_GOAL_. Can you format the items below as a Markdown table with the columns No. and Line, one numbered row per line, dropping any blank lines and leaving the pictures out?

[start of DATA PROVIDED]

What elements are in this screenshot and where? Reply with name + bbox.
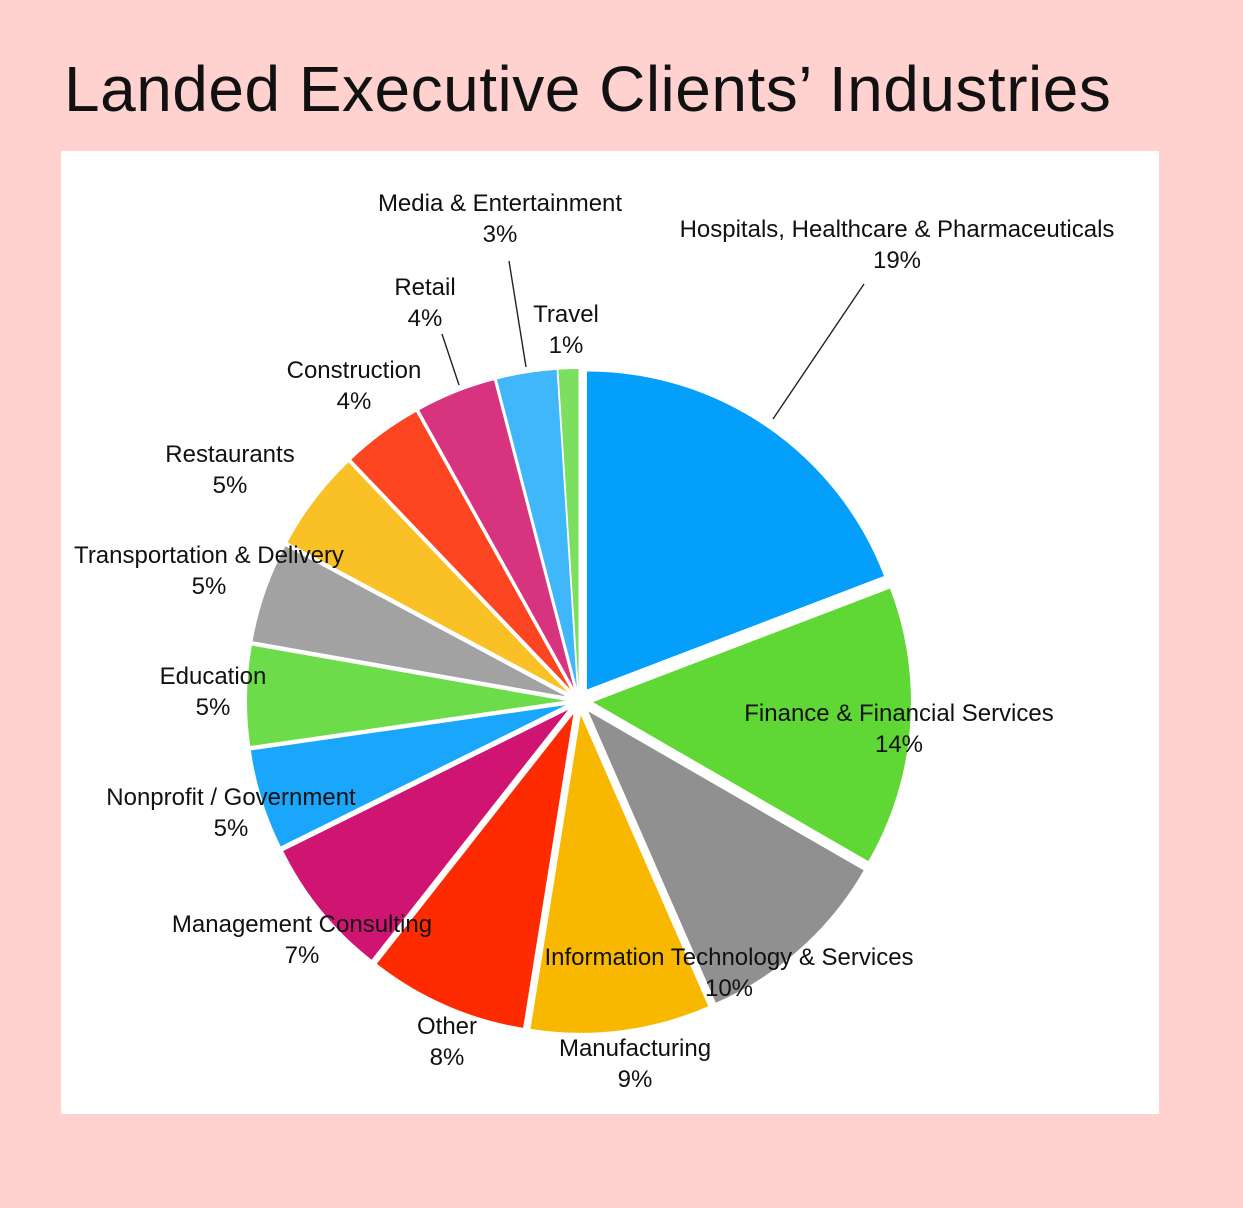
slice-label: Media & Entertainment 3% — [378, 190, 622, 248]
slice-label-percent: 7% — [285, 942, 320, 969]
slice-label-name: Hospitals, Healthcare & Pharmaceuticals — [680, 216, 1115, 243]
pie-slice — [558, 369, 579, 688]
pie-slice — [287, 462, 568, 693]
leader-line — [772, 283, 865, 420]
slice-label: Nonprofit / Government 5% — [106, 784, 356, 842]
slice-label: Finance & Financial Services 14% — [744, 700, 1053, 758]
pie-slices — [247, 369, 911, 1033]
slice-label-name: Retail — [394, 274, 455, 301]
slice-label: Construction 4% — [287, 357, 422, 415]
pie-slice — [351, 411, 571, 690]
pie-slice — [530, 714, 709, 1033]
pie-slice — [247, 645, 566, 747]
slice-label: Transportation & Delivery 5% — [74, 542, 344, 600]
slice-label-percent: 1% — [549, 332, 584, 359]
slice-label-percent: 3% — [483, 221, 518, 248]
slice-label-name: Construction — [287, 357, 422, 384]
slice-label-name: Restaurants — [165, 441, 294, 468]
slice-label-percent: 5% — [213, 472, 248, 499]
chart-panel: Hospitals, Healthcare & Pharmaceuticals 1… — [61, 151, 1159, 1114]
slice-label-percent: 4% — [408, 305, 443, 332]
slice-label-name: Manufacturing — [559, 1035, 711, 1062]
pie-slice — [283, 709, 569, 960]
slice-label-percent: 5% — [192, 573, 227, 600]
pie-slice — [586, 371, 884, 690]
slice-label-name: Travel — [533, 301, 599, 328]
slice-label-name: Information Technology & Services — [544, 944, 913, 971]
slice-label: Information Technology & Services 10% — [544, 944, 913, 1002]
slice-label-percent: 14% — [875, 731, 923, 758]
slice-label: Restaurants 5% — [165, 441, 294, 499]
pie-slice — [588, 711, 864, 1003]
slice-label: Education 5% — [160, 663, 267, 721]
slice-label-percent: 10% — [705, 975, 753, 1002]
slice-label-name: Other — [417, 1013, 477, 1040]
slice-label-percent: 5% — [196, 694, 231, 721]
slice-label: Retail 4% — [394, 274, 455, 332]
slice-label-name: Management Consulting — [172, 911, 432, 938]
pie-slice — [592, 588, 911, 862]
slice-label-name: Transportation & Delivery — [74, 542, 344, 569]
slice-label: Travel 1% — [533, 301, 599, 359]
pie-slice — [252, 546, 566, 697]
pie-slice — [419, 380, 574, 689]
pie-slice — [376, 713, 574, 1028]
slice-label-name: Finance & Financial Services — [744, 700, 1053, 727]
pie-chart: Hospitals, Healthcare & Pharmaceuticals 1… — [74, 190, 1115, 1093]
slice-label-name: Media & Entertainment — [378, 190, 622, 217]
slice-label: Other 8% — [417, 1013, 477, 1071]
slice-label-name: Education — [160, 663, 267, 690]
slice-label-percent: 5% — [214, 815, 249, 842]
slice-label-percent: 4% — [337, 388, 372, 415]
slice-label: Manufacturing 9% — [559, 1035, 711, 1093]
pie-slice — [496, 369, 577, 688]
slice-label: Management Consulting 7% — [172, 911, 432, 969]
slice-label-percent: 19% — [873, 247, 921, 274]
chart-title: Landed Executive Clients’ Industries — [64, 53, 1112, 125]
slice-label-percent: 8% — [430, 1044, 465, 1071]
slice-label-name: Nonprofit / Government — [106, 784, 356, 811]
leader-line — [508, 260, 527, 368]
pie-slice — [250, 705, 566, 847]
leader-line — [441, 333, 460, 386]
slice-label-percent: 9% — [618, 1066, 653, 1093]
slice-label: Hospitals, Healthcare & Pharmaceuticals 1… — [680, 216, 1115, 274]
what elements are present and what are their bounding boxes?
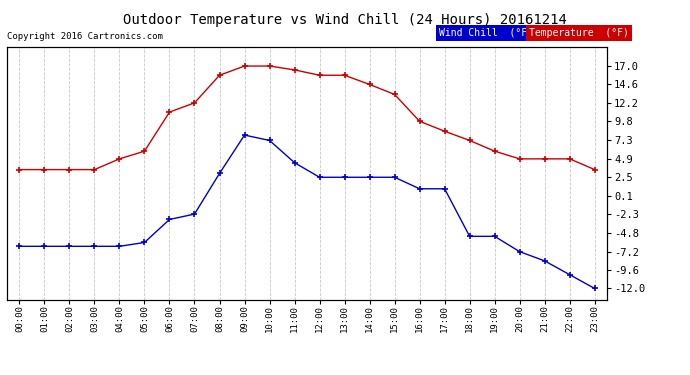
Text: Temperature  (°F): Temperature (°F) bbox=[529, 28, 629, 38]
Text: Outdoor Temperature vs Wind Chill (24 Hours) 20161214: Outdoor Temperature vs Wind Chill (24 Ho… bbox=[123, 13, 567, 27]
Text: Wind Chill  (°F): Wind Chill (°F) bbox=[439, 28, 533, 38]
Text: Copyright 2016 Cartronics.com: Copyright 2016 Cartronics.com bbox=[7, 32, 163, 41]
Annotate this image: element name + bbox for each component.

[end of DATA PROVIDED]

_RIGHT ANSWER_.
| No. | Line |
|---|---|
| 1 | What elements are in this screenshot and where? Reply with name + bbox. |
| 2 | slice-label: Media & Entertainment 3% — [378, 190, 622, 248] |
| 3 | slice-label-percent: 7% — [285, 942, 320, 969] |
| 4 | slice-label-name: Hospitals, Healthcare & Pharmaceuticals — [680, 216, 1115, 243] |
| 5 | pie-slice — [558, 369, 579, 688] |
| 6 | pie-slice — [287, 462, 568, 693] |
| 7 | leader-line — [772, 283, 865, 420] |
| 8 | slice-label: Nonprofit / Government 5% — [106, 784, 356, 842] |
| 9 | slice-label: Finance & Financial Services 14% — [744, 700, 1053, 758] |
| 10 | pie-slices — [247, 369, 911, 1033] |
| 11 | slice-label-name: Retail — [394, 274, 455, 301] |
| 12 | slice-label: Construction 4% — [287, 357, 422, 415] |
| 13 | pie-slice — [351, 411, 571, 690] |
| 14 | pie-slice — [530, 714, 709, 1033] |
| 15 | pie-slice — [247, 645, 566, 747] |
| 16 | slice-label: Transportation & Delivery 5% — [74, 542, 344, 600] |
| 17 | slice-label-percent: 1% — [549, 332, 584, 359] |
| 18 | slice-label-percent: 3% — [483, 221, 518, 248] |
| 19 | slice-label-name: Construction — [287, 357, 422, 384] |
| 20 | slice-label-name: Restaurants — [165, 441, 294, 468] |
| 21 | slice-label-percent: 5% — [213, 472, 248, 499] |
| 22 | chart-panel: Hospitals, Healthcare & Pharmaceuticals 1… — [61, 151, 1159, 1114] |
| 23 | slice-label-percent: 4% — [408, 305, 443, 332] |
| 24 | slice-label-name: Manufacturing — [559, 1035, 711, 1062] |
| 25 | pie-slice — [283, 709, 569, 960] |
| 26 | slice-label-percent: 5% — [192, 573, 227, 600] |
| 27 | pie-slice — [586, 371, 884, 690] |
| 28 | slice-label-name: Travel — [533, 301, 599, 328] |
| 29 | slice-label-name: Information Technology & Services — [544, 944, 913, 971] |
| 30 | slice-label: Information Technology & Services 10% — [544, 944, 913, 1002] |
| 31 | slice-label-percent: 14% — [875, 731, 923, 758] |
| 32 | slice-label: Restaurants 5% — [165, 441, 294, 499] |
| 33 | pie-slice — [588, 711, 864, 1003] |
| 34 | slice-label: Education 5% — [160, 663, 267, 721] |
| 35 | slice-label-percent: 10% — [705, 975, 753, 1002] |
| 36 | slice-label-name: Other — [417, 1013, 477, 1040] |
| 37 | slice-label-percent: 5% — [196, 694, 231, 721] |
| 38 | slice-label: Retail 4% — [394, 274, 455, 332] |
| 39 | slice-label-name: Management Consulting — [172, 911, 432, 938] |
| 40 | pie-slice — [592, 588, 911, 862] |
| 41 | slice-label-name: Transportation & Delivery — [74, 542, 344, 569] |
| 42 | slice-label: Travel 1% — [533, 301, 599, 359] |
| 43 | pie-slice — [252, 546, 566, 697] |
| 44 | pie-slice — [419, 380, 574, 689] |
| 45 | pie-slice — [376, 713, 574, 1028] |
| 46 | slice-label-name: Finance & Financial Services — [744, 700, 1053, 727] |
| 47 | pie-chart: Hospitals, Healthcare & Pharmaceuticals 1… — [74, 190, 1115, 1093] |
| 48 | slice-label-name: Media & Entertainment — [378, 190, 622, 217] |
| 49 | slice-label: Other 8% — [417, 1013, 477, 1071] |
| 50 | slice-label-name: Education — [160, 663, 267, 690] |
| 51 | slice-label-percent: 5% — [214, 815, 249, 842] |
| 52 | slice-label-percent: 4% — [337, 388, 372, 415] |
| 53 | slice-label: Manufacturing 9% — [559, 1035, 711, 1093] |
| 54 | pie-slice — [496, 369, 577, 688] |
| 55 | slice-label: Management Consulting 7% — [172, 911, 432, 969] |
| 56 | slice-label-percent: 19% — [873, 247, 921, 274] |
| 57 | chart-title: Landed Executive Clients’ Industries — [64, 53, 1112, 125] |
| 58 | slice-label-percent: 8% — [430, 1044, 465, 1071] |
| 59 | slice-label-name: Nonprofit / Government — [106, 784, 356, 811] |
| 60 | leader-line — [508, 260, 527, 368] |
| 61 | pie-slice — [250, 705, 566, 847] |
| 62 | leader-line — [441, 333, 460, 386] |
| 63 | slice-label-percent: 9% — [618, 1066, 653, 1093] |
| 64 | slice-label: Hospitals, Healthcare & Pharmaceuticals 1… — [680, 216, 1115, 274] |
| 65 | what elements are present and what are their bounding boxes? |
| 66 | Text: Temperature  (°F): Temperature (°F) bbox=[529, 28, 629, 38] |
| 67 | Text: Outdoor Temperature vs Wind Chill (24 Hours) 20161214: Outdoor Temperature vs Wind Chill (24 Ho… bbox=[123, 13, 567, 27] |
| 68 | Text: Wind Chill  (°F): Wind Chill (°F) bbox=[439, 28, 533, 38] |
| 69 | Text: Copyright 2016 Cartronics.com: Copyright 2016 Cartronics.com bbox=[7, 32, 163, 41] |
| 70 | Annotate this image: element name + bbox for each component. |